Task statement
For each line that holds "JSON", copy the line out.
-- start Dataset extract --
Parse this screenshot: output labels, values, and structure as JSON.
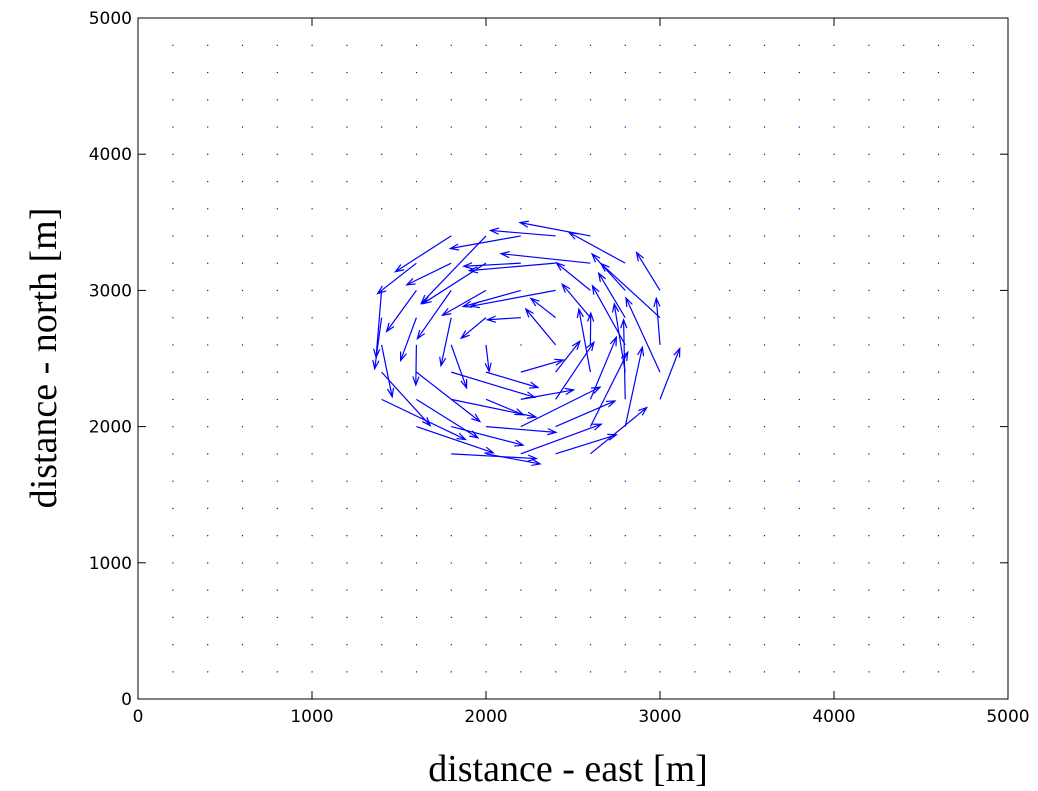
{
  "chart_data": {
    "type": "quiver",
    "xlabel": "distance - east [m]",
    "ylabel": "distance - north [m]",
    "xlim": [
      0,
      5000
    ],
    "ylim": [
      0,
      5000
    ],
    "xticks": [
      0,
      1000,
      2000,
      3000,
      4000,
      5000
    ],
    "yticks": [
      0,
      1000,
      2000,
      3000,
      4000,
      5000
    ],
    "x_tick_labels": [
      "0",
      "1000",
      "2000",
      "3000",
      "4000",
      "5000"
    ],
    "y_tick_labels": [
      "0",
      "1000",
      "2000",
      "3000",
      "4000",
      "5000"
    ],
    "grid": false,
    "arrow_color": "#0000ff",
    "grid_points": {
      "x_start": 200,
      "x_end": 4800,
      "x_step": 200,
      "y_start": 200,
      "y_end": 4800,
      "y_step": 200
    },
    "vortex": {
      "center": [
        2200,
        2600
      ],
      "radius": 1000,
      "rotation": "counter-clockwise",
      "max_vector_length": 650
    }
  }
}
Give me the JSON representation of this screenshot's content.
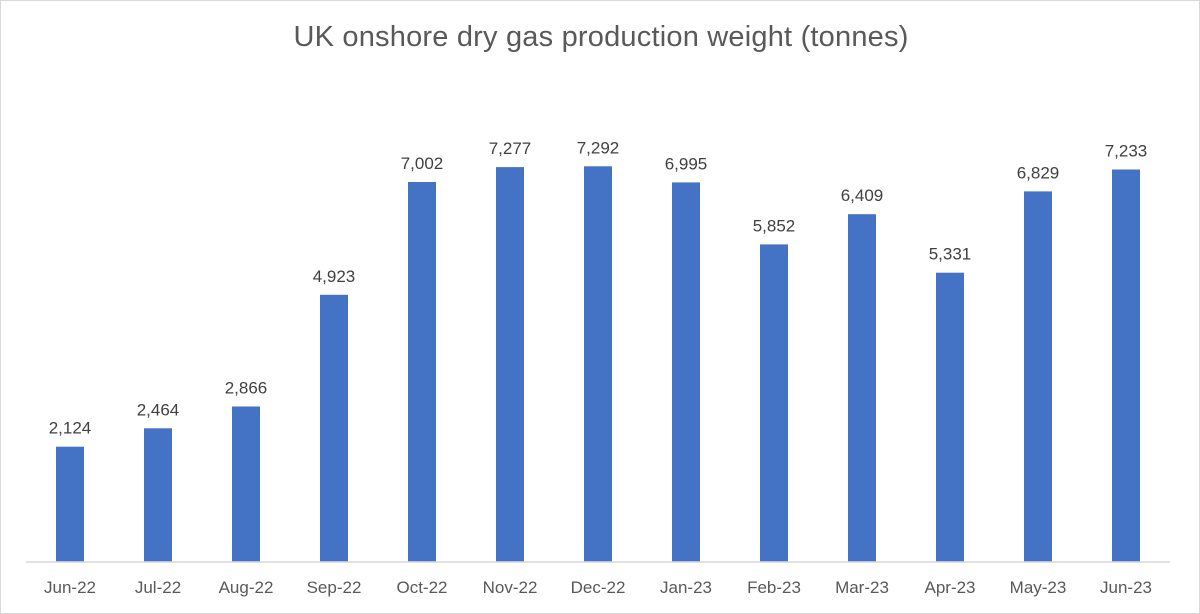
-- end Dataset extract --
The solution
Parse this screenshot: output labels, values, and structure as JSON.
Give me the JSON representation of this screenshot's content.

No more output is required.